━━━━━ Data listing

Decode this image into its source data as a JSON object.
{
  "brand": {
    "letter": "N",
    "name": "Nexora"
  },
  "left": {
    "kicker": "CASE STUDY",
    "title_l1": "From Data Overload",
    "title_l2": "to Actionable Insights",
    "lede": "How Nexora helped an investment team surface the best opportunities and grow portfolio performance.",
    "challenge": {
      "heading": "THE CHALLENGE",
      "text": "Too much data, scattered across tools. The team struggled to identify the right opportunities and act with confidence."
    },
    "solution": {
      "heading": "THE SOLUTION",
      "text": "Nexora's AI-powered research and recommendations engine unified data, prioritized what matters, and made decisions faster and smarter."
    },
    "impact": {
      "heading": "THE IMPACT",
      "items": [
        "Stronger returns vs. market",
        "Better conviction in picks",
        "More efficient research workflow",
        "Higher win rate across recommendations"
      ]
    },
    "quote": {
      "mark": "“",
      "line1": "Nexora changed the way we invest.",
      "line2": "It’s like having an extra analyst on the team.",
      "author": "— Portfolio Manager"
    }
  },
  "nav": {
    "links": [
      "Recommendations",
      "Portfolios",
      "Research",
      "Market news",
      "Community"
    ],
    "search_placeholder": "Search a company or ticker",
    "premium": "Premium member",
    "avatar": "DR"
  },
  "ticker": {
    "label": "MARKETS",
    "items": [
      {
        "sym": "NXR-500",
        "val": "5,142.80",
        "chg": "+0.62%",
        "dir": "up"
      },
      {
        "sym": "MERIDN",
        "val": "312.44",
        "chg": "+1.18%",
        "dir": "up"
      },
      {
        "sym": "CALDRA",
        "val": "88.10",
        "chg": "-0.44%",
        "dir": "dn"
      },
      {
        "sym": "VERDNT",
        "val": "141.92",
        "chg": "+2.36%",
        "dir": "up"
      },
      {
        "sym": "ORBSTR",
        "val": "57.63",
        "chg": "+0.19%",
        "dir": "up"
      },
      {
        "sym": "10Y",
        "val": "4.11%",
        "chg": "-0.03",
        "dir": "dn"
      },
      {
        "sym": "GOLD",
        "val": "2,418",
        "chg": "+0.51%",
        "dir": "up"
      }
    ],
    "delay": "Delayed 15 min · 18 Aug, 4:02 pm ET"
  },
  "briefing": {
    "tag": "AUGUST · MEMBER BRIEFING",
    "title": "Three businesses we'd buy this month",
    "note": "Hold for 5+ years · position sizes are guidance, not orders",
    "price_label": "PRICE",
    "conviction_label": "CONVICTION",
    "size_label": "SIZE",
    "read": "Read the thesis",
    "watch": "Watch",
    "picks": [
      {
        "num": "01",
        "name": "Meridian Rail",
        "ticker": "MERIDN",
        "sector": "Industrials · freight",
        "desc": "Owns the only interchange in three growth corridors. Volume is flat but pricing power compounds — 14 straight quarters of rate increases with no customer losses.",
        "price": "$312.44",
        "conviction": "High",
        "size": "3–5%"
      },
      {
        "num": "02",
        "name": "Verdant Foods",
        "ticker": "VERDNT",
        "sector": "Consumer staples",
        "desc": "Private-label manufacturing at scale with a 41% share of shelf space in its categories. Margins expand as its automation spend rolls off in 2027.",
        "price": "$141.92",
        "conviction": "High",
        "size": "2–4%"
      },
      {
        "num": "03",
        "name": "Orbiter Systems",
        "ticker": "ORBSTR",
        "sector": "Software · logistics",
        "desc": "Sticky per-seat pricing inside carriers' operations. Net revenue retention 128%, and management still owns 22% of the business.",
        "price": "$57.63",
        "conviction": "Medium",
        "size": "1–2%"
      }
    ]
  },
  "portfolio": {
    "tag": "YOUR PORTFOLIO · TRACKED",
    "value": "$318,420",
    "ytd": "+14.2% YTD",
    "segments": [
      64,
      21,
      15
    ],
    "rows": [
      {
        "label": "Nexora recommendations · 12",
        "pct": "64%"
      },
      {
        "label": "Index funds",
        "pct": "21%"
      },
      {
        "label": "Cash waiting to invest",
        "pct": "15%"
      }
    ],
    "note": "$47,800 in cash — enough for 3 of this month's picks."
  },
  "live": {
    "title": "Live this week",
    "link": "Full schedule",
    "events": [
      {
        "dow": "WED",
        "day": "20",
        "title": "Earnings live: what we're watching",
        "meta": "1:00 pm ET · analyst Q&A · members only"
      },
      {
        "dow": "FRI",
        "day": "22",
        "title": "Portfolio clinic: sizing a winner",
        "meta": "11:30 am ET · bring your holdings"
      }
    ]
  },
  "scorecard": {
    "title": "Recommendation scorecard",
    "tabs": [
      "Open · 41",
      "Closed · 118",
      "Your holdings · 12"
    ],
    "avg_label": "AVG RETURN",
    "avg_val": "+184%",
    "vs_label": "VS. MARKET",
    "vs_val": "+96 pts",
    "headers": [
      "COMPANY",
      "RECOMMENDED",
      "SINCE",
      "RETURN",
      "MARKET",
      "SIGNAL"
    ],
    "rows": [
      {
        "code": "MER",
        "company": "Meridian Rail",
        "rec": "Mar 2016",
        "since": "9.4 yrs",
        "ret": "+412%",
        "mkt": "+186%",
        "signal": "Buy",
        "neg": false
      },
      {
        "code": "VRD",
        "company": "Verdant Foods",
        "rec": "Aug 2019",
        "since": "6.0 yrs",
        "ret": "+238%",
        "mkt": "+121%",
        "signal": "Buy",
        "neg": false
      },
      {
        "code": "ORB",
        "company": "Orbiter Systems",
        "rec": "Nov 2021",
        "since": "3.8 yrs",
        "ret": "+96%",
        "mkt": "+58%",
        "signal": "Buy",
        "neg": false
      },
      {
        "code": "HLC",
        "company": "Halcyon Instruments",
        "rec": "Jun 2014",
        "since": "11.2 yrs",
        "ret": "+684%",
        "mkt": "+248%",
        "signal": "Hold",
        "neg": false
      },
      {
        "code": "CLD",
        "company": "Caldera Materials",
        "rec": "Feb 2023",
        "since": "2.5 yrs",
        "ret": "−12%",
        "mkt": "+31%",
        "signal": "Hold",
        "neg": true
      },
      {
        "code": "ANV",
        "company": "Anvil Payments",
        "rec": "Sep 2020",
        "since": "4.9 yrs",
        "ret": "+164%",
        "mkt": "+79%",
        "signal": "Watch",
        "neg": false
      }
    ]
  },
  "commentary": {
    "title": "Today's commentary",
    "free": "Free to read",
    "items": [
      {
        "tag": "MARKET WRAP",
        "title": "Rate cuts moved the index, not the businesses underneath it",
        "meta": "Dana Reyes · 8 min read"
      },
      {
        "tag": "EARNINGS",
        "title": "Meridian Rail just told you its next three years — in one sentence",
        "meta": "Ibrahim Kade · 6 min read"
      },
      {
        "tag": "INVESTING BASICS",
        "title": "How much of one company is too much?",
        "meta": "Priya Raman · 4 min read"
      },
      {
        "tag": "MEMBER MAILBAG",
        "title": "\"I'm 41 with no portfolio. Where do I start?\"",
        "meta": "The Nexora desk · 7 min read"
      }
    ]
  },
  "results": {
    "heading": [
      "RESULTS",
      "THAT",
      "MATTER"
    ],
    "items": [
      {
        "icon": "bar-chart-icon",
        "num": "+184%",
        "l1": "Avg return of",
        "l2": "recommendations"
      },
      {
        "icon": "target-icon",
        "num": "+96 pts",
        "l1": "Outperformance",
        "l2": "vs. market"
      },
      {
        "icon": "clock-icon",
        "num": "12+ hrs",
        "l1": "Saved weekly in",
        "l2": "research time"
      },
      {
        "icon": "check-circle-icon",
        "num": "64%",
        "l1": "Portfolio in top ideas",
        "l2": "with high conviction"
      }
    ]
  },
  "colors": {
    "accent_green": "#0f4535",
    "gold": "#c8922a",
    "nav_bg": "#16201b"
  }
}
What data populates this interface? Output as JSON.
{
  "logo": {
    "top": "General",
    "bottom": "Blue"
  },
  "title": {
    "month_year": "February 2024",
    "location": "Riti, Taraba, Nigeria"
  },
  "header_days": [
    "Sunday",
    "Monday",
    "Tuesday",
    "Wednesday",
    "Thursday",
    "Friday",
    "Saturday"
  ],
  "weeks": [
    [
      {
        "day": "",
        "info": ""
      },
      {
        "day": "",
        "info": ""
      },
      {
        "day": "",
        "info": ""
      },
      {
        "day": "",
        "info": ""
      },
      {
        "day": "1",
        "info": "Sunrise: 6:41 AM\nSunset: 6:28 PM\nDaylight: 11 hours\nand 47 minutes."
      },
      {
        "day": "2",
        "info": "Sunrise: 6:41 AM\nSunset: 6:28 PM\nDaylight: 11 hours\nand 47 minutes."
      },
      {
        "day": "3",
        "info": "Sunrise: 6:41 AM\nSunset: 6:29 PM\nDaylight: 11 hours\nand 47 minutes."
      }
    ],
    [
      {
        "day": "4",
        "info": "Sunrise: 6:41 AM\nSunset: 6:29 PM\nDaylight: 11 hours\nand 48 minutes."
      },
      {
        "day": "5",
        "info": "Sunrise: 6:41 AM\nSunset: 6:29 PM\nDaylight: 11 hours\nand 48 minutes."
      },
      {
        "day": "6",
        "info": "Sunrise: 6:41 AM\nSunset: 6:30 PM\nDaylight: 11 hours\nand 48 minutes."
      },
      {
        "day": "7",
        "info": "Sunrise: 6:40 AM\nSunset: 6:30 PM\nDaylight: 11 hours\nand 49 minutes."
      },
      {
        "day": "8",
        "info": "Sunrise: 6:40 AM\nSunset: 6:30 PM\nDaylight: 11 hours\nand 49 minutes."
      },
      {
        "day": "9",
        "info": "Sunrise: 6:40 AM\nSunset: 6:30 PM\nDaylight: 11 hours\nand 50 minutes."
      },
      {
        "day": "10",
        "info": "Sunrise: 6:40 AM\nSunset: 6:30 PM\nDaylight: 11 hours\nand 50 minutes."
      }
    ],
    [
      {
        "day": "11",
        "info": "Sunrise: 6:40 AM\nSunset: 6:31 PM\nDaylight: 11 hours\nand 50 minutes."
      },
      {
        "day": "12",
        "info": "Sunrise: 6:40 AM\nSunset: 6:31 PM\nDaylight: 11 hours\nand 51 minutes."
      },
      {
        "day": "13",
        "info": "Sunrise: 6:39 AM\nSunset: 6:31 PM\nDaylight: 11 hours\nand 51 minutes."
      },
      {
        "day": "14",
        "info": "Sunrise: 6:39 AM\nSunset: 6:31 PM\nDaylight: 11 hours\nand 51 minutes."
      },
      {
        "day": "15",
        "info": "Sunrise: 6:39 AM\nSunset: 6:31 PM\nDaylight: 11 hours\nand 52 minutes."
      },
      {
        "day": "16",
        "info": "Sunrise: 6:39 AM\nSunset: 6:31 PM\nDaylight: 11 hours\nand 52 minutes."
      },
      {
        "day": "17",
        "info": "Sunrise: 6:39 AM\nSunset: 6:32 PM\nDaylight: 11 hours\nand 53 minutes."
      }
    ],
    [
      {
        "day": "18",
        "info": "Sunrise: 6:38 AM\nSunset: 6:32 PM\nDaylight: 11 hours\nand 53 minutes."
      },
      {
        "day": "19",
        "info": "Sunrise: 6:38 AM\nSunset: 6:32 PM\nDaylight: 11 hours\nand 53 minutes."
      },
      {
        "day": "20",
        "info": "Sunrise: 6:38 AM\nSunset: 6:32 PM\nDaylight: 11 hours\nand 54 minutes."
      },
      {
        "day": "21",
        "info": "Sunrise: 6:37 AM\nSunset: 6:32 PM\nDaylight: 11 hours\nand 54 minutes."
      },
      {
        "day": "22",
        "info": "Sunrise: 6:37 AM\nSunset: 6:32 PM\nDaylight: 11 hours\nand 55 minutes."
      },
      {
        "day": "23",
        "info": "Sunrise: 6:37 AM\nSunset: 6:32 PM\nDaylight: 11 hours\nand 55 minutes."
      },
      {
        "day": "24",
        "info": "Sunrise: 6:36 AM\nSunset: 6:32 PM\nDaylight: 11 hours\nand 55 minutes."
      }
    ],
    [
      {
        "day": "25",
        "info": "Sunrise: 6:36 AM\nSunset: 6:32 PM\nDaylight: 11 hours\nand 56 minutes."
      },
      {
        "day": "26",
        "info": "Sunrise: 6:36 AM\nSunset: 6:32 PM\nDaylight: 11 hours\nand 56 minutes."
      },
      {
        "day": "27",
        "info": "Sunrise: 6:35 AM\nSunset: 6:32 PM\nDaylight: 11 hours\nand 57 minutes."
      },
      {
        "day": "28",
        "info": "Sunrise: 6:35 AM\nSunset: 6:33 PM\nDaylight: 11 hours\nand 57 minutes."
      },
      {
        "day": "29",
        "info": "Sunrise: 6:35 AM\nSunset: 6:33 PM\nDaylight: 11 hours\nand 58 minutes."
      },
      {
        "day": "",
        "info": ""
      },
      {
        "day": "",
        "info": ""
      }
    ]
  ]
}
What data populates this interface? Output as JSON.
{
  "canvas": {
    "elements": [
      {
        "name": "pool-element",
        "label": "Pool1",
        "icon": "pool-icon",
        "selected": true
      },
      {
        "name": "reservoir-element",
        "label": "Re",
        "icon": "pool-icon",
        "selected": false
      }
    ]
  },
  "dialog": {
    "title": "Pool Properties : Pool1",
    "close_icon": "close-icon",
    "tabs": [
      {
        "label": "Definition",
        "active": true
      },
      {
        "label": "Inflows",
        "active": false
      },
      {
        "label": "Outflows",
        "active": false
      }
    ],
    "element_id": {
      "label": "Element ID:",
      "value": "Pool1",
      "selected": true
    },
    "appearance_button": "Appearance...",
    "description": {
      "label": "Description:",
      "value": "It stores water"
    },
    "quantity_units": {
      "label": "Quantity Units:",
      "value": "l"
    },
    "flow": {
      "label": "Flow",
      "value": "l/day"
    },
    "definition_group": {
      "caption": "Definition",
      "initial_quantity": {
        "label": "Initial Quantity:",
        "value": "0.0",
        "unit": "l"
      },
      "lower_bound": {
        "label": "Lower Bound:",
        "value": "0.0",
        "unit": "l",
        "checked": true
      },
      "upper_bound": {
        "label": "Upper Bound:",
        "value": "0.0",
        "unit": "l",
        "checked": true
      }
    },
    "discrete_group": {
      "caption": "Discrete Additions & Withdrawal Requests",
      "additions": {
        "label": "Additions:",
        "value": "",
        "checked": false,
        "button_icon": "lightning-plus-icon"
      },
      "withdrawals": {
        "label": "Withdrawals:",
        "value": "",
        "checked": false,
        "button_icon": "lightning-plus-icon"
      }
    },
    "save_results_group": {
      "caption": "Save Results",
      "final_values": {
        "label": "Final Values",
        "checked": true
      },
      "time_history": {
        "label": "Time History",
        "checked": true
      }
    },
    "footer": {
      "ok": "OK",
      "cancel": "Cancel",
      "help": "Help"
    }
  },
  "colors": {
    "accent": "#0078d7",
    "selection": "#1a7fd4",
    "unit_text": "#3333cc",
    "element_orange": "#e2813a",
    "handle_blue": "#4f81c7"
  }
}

━━━━━━━━━━

### What the exercise asks
Looking at the records above, work out how many lines include the word "caption", then give that number by itself.

### Correct output
3